● Your objective
Work out how many lines contain "وسمع". Reply with the count alone.
— Start Data lines —
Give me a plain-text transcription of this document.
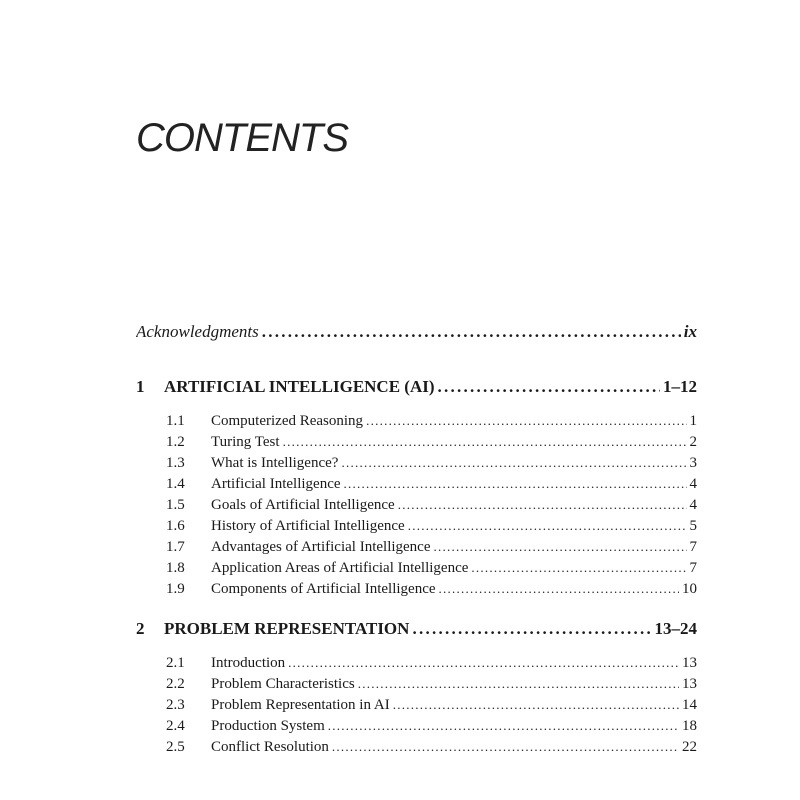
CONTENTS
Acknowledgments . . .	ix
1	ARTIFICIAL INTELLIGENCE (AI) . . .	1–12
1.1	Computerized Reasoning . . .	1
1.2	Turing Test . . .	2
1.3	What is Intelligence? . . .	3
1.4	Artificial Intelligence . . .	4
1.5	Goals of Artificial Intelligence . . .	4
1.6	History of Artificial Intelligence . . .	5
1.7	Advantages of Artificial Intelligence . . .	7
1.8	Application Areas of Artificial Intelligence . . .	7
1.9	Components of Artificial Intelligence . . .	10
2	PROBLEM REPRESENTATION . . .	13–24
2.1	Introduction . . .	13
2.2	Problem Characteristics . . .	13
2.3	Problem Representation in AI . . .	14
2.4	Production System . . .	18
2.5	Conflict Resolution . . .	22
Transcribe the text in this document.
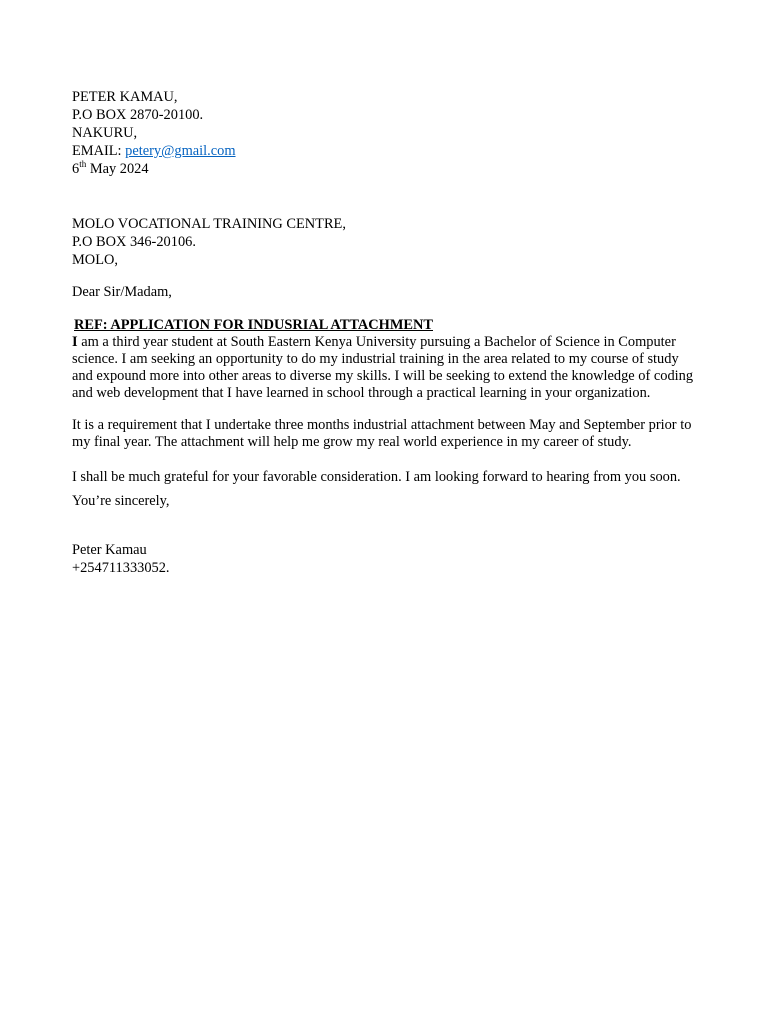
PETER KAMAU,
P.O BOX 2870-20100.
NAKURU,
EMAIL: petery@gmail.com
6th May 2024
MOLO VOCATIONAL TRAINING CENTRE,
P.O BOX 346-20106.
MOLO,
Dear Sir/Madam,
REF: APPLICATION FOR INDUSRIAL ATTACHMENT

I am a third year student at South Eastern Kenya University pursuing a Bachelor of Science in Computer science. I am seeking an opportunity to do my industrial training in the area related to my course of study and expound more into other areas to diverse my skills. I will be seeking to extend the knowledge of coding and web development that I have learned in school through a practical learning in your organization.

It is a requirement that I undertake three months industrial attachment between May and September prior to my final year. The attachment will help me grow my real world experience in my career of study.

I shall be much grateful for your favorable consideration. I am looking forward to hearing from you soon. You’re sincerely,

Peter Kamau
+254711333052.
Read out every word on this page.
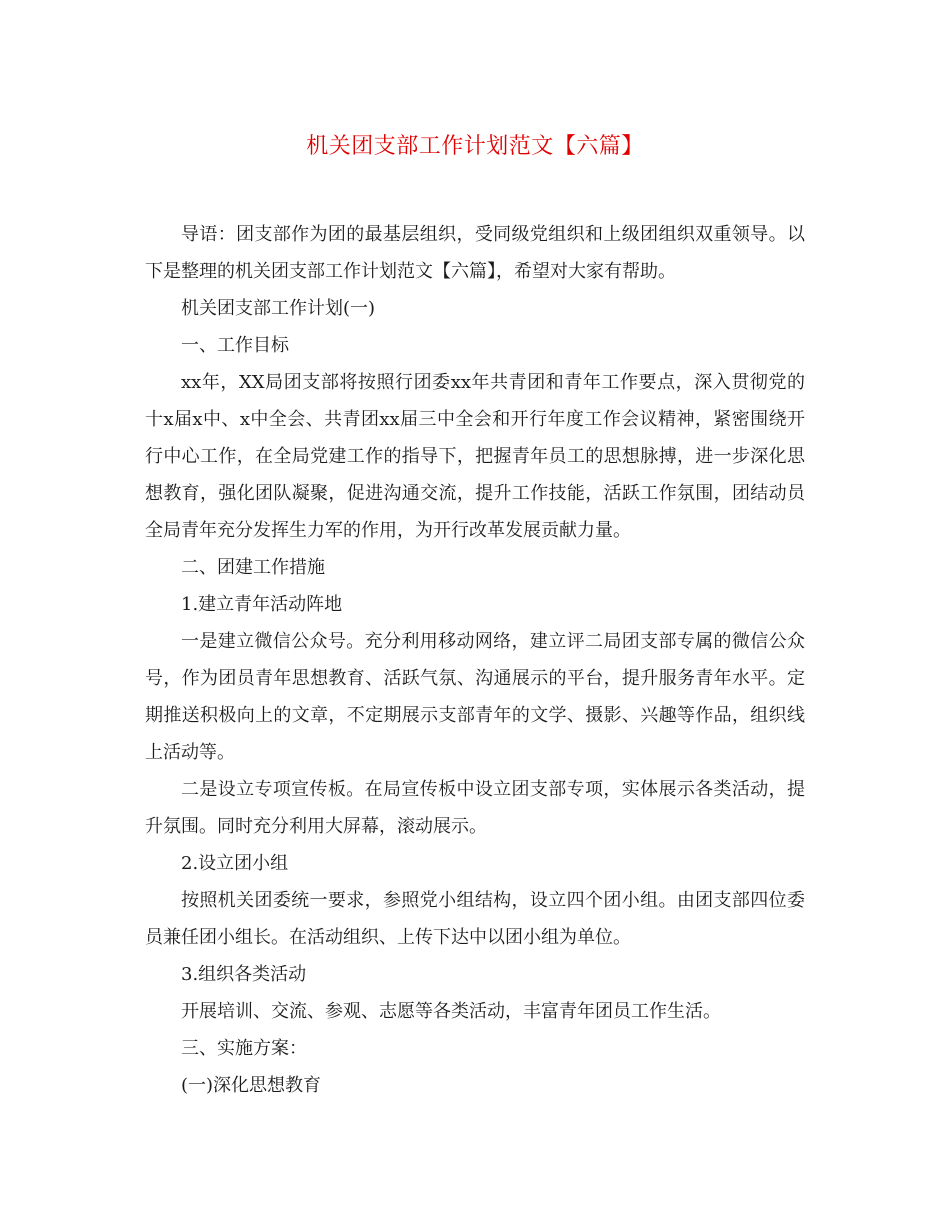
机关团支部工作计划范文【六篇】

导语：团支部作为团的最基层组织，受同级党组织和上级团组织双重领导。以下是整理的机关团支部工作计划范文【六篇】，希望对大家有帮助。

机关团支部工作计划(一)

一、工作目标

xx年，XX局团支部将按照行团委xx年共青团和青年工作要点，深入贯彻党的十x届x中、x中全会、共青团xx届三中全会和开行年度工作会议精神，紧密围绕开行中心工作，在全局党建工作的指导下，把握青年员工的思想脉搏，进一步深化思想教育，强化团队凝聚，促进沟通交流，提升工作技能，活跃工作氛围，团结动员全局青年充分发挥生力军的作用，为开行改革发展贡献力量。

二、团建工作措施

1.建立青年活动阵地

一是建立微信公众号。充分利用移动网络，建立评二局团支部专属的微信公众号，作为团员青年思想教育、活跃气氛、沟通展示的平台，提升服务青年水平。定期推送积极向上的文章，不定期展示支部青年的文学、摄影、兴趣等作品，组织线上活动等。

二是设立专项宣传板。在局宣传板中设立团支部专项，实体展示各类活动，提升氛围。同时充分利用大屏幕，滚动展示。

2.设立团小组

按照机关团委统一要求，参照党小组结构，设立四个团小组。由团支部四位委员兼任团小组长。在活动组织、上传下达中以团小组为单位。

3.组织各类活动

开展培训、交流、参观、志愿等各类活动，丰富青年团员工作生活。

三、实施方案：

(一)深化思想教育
— End Data lines —
— Start Data lines —
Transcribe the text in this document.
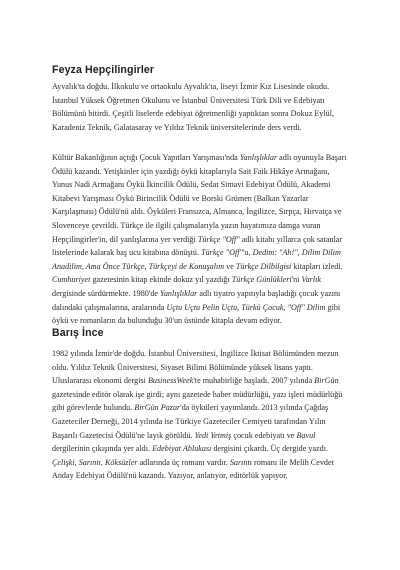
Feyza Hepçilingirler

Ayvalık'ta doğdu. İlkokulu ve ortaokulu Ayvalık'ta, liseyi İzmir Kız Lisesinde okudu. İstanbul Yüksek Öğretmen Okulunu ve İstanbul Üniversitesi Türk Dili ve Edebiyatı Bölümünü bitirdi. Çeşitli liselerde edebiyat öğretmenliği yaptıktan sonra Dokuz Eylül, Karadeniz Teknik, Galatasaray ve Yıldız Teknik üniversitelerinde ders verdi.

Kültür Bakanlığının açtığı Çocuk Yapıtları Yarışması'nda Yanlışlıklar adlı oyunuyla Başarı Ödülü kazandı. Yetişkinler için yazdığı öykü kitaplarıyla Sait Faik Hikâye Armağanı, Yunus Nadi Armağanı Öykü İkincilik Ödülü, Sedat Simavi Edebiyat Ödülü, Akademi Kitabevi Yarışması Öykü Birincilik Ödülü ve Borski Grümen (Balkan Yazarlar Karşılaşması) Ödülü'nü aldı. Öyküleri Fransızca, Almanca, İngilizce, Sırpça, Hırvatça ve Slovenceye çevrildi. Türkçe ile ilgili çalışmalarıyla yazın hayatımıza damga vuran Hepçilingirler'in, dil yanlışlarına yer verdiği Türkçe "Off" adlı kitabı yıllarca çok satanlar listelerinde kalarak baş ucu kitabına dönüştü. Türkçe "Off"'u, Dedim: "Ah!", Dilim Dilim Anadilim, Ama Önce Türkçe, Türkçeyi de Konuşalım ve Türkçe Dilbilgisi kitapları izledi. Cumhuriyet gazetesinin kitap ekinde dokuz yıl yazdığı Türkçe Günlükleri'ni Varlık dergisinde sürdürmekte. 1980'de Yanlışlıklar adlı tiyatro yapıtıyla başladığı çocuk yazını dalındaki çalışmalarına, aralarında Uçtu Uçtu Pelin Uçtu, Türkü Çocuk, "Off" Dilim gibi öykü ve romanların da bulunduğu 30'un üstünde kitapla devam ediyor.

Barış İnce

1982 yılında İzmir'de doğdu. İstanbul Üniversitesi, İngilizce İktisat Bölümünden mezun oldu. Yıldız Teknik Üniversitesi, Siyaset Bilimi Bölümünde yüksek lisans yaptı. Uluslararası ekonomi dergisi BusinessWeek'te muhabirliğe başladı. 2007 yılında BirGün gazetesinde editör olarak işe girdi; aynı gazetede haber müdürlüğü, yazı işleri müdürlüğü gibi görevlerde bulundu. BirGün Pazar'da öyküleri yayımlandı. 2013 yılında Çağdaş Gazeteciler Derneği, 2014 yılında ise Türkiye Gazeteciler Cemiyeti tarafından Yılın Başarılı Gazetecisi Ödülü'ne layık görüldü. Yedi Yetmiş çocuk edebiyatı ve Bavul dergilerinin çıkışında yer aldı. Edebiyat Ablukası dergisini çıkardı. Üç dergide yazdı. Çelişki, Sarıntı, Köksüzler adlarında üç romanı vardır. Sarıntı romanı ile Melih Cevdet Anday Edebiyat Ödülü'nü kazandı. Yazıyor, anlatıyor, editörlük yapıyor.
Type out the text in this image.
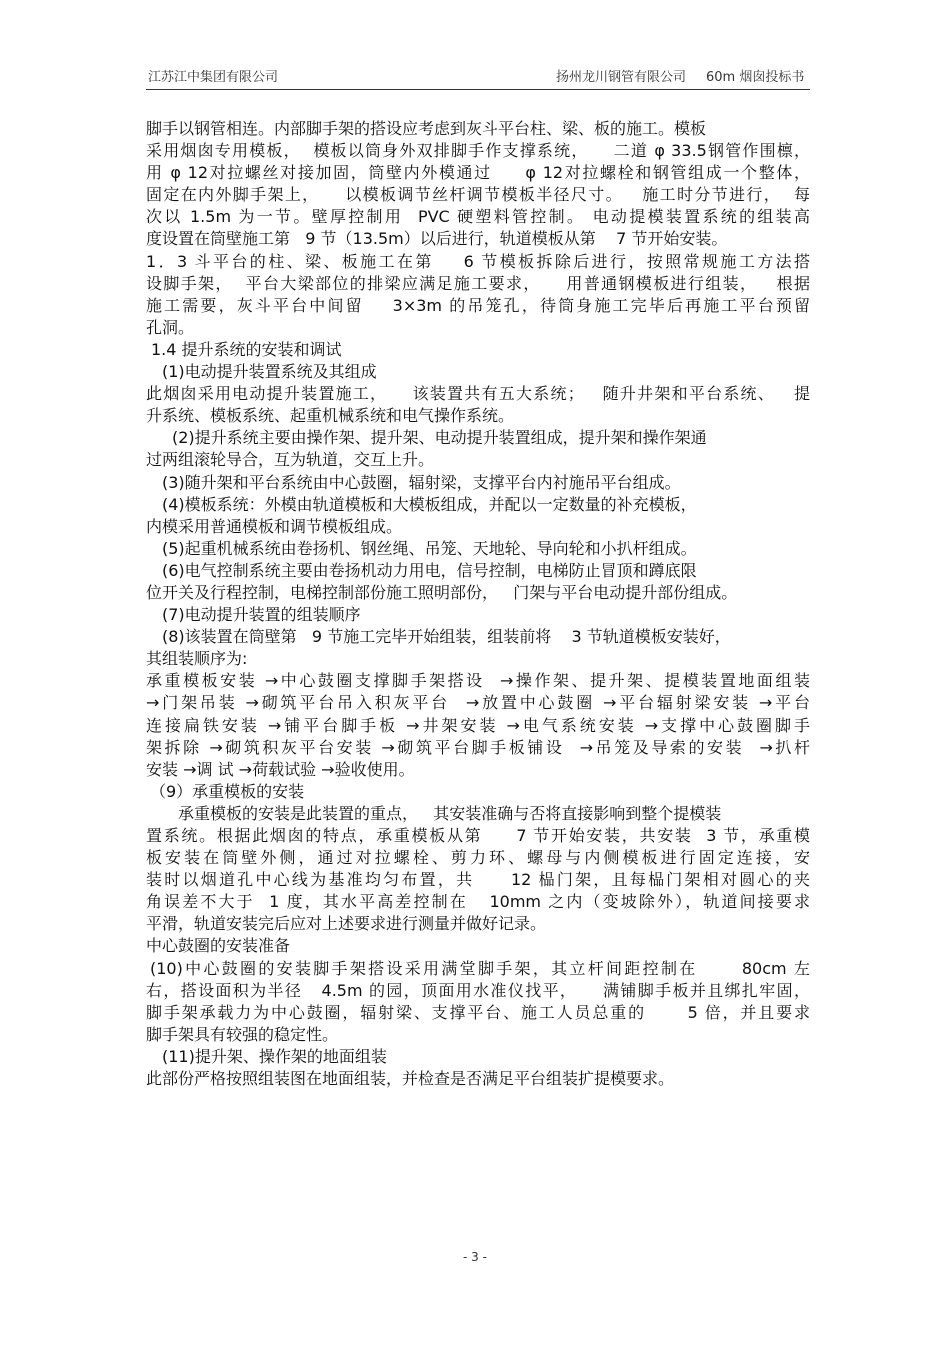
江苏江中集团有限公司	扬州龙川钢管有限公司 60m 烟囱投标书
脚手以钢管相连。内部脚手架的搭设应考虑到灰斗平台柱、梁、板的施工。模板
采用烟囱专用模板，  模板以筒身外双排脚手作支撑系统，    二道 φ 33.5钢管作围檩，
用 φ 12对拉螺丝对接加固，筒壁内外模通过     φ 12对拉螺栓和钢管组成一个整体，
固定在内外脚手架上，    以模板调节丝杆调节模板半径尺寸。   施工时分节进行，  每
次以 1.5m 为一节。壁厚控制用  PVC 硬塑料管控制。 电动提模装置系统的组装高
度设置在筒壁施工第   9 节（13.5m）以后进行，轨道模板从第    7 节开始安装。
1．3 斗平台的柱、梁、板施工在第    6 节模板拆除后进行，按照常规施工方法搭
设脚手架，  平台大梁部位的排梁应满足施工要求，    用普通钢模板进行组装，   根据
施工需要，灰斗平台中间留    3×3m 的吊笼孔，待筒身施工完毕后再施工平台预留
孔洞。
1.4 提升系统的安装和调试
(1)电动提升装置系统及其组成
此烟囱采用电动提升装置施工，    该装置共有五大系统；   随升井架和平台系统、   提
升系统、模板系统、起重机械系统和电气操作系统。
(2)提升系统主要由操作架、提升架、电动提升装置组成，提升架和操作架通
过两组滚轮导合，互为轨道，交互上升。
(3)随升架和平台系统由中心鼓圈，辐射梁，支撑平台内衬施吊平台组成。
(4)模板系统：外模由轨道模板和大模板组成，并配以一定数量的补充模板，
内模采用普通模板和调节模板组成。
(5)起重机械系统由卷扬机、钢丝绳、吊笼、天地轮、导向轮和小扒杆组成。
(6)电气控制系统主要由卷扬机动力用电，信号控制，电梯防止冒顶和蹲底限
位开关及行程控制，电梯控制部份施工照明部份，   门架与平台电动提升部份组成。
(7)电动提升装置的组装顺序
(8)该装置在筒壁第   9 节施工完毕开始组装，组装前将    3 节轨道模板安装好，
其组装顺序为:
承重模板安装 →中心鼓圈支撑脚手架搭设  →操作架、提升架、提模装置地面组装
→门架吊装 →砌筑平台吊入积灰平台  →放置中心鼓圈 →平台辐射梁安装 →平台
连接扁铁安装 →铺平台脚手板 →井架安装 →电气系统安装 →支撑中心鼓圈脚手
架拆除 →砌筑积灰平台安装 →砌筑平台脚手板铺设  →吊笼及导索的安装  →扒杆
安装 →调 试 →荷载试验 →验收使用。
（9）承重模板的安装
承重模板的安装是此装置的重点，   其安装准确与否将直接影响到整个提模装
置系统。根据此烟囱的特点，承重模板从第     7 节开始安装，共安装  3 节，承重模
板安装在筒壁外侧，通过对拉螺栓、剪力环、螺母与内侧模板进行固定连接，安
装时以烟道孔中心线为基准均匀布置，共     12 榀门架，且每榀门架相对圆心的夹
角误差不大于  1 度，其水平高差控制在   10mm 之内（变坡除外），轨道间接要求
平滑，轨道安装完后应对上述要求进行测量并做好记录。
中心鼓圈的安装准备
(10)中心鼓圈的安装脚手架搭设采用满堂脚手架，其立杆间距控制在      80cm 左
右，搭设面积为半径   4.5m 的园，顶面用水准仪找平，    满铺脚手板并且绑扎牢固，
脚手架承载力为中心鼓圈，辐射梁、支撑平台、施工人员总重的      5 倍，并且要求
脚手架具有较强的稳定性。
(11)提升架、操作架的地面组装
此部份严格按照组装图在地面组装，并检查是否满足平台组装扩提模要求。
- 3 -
— End Data lines —
— Start Data lines —
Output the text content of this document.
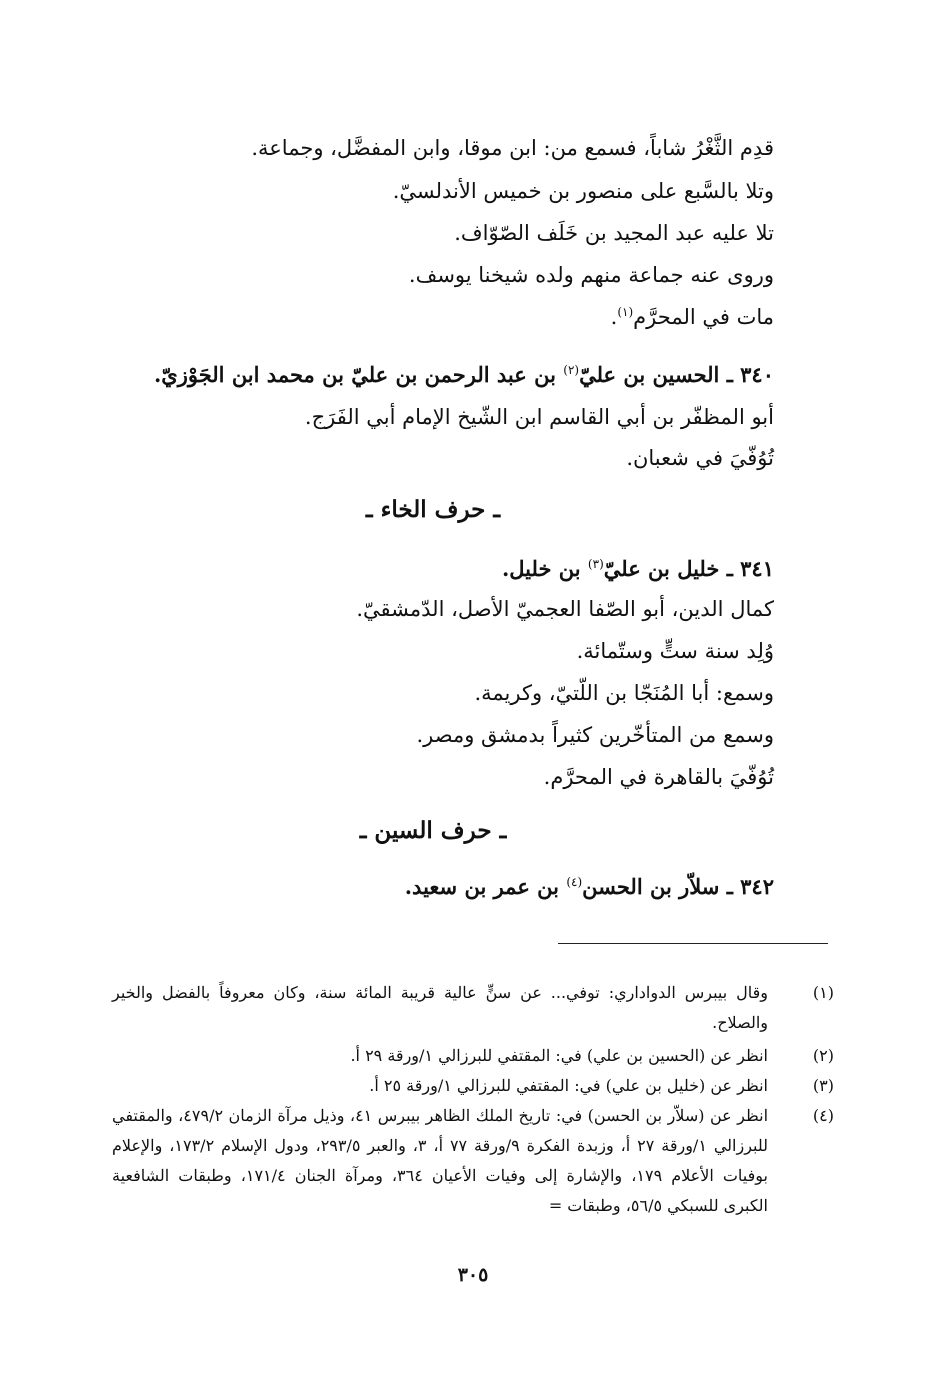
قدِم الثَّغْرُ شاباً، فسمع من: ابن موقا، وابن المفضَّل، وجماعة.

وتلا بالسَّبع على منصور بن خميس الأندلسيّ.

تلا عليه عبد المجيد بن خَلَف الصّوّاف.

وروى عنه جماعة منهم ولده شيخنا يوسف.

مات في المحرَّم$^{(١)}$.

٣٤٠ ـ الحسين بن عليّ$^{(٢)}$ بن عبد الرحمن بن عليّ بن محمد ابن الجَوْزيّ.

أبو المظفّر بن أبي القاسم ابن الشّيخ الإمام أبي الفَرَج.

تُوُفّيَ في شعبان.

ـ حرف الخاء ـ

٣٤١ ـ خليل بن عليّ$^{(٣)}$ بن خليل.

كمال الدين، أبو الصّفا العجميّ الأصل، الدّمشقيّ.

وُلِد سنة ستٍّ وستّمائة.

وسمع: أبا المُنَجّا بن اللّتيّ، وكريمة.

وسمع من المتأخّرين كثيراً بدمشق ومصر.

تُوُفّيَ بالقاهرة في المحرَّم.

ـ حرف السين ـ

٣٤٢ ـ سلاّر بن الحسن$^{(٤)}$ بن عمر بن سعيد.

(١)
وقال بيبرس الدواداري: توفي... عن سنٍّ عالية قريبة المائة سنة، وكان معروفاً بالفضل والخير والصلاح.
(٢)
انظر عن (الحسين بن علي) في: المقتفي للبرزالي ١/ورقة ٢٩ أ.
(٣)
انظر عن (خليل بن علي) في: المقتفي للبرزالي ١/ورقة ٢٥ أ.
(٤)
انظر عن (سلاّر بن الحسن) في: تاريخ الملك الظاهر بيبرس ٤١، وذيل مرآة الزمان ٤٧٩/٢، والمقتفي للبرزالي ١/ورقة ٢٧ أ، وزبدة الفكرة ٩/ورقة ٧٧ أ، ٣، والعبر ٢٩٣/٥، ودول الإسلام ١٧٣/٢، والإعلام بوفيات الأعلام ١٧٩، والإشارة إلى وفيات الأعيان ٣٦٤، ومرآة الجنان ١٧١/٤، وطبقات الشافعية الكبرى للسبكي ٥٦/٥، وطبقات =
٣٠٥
— End Data lines —
● Final result
2